* Begin Excerpted records *

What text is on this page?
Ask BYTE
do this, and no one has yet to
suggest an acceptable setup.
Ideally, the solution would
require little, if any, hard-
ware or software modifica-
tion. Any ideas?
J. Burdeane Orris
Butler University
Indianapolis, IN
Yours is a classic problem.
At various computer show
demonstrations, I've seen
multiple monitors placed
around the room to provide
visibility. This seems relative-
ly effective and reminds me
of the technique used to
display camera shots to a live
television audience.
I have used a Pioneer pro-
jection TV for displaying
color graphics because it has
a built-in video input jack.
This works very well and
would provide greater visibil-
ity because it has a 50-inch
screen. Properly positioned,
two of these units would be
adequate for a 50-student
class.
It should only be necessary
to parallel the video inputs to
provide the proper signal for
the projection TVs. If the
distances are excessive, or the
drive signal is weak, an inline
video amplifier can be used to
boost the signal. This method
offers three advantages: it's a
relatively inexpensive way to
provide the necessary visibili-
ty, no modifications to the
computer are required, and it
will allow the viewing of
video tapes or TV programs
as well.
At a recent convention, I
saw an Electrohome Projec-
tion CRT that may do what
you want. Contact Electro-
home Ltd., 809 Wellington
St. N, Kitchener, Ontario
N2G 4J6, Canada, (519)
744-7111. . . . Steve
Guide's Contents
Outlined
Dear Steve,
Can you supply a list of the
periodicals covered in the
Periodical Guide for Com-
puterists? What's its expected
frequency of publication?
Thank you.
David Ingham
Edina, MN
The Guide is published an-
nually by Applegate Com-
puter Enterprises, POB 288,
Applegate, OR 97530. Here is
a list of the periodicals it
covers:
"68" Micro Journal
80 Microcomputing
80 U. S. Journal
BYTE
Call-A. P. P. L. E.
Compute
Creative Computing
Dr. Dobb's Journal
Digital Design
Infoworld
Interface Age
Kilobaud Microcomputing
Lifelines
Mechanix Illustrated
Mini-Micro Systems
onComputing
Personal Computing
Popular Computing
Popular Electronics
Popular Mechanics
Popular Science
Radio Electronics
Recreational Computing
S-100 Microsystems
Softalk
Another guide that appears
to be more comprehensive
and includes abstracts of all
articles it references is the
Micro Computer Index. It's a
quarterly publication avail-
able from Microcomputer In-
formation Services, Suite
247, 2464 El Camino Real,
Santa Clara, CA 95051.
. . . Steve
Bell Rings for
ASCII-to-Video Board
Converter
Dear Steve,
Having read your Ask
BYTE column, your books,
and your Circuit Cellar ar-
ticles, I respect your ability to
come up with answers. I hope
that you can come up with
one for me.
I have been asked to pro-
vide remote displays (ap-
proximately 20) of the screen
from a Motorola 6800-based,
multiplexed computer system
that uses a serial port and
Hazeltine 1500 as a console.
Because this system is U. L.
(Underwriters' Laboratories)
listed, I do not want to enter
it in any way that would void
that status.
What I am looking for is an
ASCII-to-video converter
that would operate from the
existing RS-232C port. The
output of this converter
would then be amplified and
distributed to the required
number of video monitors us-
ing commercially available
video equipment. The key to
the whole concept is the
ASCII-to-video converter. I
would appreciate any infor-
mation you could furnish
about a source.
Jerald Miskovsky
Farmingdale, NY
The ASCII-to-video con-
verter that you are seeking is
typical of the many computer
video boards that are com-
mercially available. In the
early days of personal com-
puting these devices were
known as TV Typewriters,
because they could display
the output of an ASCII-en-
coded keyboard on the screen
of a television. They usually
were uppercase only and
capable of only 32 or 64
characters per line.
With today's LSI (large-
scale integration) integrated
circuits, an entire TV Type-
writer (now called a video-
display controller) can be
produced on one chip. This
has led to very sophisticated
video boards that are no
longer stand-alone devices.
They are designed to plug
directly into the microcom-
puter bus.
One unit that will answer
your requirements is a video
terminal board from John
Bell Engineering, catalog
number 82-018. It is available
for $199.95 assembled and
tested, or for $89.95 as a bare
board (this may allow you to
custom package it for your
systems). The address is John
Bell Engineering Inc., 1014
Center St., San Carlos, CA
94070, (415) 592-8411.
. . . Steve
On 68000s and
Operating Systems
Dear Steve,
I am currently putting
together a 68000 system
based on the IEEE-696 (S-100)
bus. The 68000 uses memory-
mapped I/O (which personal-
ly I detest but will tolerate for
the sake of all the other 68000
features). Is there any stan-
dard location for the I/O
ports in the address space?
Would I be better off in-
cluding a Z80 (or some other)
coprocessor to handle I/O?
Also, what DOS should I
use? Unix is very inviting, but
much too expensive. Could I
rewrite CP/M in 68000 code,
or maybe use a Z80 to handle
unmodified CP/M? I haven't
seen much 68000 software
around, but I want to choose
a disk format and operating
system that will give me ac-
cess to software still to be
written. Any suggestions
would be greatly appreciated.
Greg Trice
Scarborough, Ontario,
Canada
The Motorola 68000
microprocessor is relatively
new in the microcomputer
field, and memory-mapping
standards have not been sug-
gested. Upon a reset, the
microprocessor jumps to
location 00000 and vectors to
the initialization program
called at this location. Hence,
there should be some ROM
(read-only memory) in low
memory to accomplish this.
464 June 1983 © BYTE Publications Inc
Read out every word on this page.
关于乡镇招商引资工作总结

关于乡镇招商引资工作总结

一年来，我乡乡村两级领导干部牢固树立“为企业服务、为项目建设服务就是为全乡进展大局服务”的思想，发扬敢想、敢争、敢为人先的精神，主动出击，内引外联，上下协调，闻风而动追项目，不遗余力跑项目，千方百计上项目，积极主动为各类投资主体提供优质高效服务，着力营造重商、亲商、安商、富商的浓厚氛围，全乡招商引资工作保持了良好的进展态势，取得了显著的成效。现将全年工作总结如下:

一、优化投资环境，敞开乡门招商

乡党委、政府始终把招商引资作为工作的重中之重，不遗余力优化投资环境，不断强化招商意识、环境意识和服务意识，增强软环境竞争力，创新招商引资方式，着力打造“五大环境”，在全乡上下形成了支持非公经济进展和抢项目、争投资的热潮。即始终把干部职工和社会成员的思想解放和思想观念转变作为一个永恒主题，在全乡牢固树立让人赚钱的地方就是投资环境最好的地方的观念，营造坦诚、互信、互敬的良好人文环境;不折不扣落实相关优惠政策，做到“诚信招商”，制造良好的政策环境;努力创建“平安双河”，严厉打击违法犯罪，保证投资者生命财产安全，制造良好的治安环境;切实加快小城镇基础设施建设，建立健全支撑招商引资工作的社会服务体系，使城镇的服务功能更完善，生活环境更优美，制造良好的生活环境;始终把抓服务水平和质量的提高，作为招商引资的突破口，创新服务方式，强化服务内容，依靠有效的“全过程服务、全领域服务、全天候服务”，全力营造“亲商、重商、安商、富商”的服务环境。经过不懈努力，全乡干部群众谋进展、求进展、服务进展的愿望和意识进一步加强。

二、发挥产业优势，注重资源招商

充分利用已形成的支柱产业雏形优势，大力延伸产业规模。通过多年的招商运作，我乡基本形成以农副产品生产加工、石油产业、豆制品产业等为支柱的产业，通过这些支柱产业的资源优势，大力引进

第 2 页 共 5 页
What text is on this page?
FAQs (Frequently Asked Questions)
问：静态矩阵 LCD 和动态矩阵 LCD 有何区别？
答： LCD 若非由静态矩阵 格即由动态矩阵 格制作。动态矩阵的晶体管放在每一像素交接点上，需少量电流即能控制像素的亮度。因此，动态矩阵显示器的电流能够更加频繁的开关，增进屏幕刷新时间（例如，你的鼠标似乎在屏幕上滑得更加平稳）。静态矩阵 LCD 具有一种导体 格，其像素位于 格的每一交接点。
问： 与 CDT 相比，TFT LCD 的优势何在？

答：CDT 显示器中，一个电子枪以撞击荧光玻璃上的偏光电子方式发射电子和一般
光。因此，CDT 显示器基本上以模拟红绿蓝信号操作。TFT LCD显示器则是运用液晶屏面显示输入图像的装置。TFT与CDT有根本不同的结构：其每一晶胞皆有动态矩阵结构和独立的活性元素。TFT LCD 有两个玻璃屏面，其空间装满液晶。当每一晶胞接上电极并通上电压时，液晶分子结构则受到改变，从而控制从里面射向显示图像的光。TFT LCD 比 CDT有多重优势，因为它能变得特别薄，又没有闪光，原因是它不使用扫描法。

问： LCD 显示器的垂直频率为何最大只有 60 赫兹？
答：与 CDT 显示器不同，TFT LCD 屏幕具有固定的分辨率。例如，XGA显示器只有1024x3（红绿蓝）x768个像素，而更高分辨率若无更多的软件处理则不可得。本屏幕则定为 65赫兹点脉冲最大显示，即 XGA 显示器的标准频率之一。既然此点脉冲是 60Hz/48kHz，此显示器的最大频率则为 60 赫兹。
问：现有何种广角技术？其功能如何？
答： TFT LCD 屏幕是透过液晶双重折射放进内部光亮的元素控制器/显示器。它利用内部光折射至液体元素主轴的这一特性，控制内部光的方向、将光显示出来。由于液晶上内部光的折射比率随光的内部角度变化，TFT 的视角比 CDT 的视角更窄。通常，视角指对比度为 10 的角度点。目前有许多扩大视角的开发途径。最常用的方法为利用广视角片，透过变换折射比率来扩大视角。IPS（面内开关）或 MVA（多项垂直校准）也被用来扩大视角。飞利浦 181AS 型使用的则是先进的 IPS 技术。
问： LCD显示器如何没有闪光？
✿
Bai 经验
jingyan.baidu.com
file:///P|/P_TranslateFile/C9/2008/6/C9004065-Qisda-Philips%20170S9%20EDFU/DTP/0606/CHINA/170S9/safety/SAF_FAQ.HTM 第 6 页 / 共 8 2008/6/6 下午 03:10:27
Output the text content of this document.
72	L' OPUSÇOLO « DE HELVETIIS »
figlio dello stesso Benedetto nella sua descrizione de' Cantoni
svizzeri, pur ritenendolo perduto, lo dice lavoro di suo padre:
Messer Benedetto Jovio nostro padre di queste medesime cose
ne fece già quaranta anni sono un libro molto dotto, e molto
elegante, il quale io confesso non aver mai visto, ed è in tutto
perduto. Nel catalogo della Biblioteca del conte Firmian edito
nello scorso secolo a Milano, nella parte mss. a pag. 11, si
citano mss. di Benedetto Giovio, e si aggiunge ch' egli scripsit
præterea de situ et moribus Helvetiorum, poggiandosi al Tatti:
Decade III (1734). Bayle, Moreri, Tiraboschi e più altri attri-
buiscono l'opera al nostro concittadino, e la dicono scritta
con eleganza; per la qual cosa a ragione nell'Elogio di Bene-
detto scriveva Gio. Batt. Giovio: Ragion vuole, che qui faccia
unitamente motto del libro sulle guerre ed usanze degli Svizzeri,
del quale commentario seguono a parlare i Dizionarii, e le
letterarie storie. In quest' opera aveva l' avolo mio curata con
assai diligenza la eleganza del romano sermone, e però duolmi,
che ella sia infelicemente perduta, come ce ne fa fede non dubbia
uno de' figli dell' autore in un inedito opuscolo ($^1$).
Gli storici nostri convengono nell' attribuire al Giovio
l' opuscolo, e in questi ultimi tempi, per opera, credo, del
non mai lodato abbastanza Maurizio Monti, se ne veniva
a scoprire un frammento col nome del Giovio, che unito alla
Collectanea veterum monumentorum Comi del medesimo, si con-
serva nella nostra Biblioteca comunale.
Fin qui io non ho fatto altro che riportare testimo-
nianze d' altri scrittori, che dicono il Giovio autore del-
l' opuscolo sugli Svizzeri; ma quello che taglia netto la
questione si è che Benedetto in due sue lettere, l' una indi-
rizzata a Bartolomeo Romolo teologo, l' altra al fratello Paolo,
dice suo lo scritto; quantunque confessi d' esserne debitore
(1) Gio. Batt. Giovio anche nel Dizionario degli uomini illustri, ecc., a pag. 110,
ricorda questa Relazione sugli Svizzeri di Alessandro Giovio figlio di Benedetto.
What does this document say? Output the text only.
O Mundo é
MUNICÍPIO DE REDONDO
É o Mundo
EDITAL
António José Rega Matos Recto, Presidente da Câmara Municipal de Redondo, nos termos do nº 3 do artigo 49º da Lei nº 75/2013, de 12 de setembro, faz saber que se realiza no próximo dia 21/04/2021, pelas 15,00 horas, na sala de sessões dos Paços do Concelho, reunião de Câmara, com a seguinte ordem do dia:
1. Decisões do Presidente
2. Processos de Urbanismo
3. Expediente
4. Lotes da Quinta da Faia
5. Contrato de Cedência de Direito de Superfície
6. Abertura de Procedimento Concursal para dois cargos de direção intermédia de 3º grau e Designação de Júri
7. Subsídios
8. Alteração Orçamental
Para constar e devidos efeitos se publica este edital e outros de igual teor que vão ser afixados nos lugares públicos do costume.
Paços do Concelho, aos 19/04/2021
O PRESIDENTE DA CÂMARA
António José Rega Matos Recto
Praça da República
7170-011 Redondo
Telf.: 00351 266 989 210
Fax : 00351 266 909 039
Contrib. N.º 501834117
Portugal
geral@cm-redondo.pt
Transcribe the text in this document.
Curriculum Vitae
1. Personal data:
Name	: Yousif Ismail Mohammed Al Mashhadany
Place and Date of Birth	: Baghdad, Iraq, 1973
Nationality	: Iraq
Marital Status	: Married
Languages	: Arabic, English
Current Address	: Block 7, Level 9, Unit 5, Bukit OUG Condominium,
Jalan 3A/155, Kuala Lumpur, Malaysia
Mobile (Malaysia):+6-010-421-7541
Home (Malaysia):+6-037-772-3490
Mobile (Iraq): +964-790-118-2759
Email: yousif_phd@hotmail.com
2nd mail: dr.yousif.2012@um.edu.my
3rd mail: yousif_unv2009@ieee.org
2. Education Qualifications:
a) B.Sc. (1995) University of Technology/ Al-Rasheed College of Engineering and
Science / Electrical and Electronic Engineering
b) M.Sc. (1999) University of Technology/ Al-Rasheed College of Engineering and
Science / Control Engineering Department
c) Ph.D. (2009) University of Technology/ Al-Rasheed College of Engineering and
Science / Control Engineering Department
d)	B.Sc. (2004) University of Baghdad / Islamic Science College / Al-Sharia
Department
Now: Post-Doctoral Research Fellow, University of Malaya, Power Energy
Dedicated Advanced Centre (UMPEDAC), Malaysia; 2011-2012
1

* End Excerpted records *

▶ _What this task involves_
In the records above, find each line that holds the word "nostro"; copy all such lines.

▶ _Output below_
Messer Benedetto Jovio nostro padre di queste medesime cose
buiscono l'opera al nostro concittadino, e la dicono scritta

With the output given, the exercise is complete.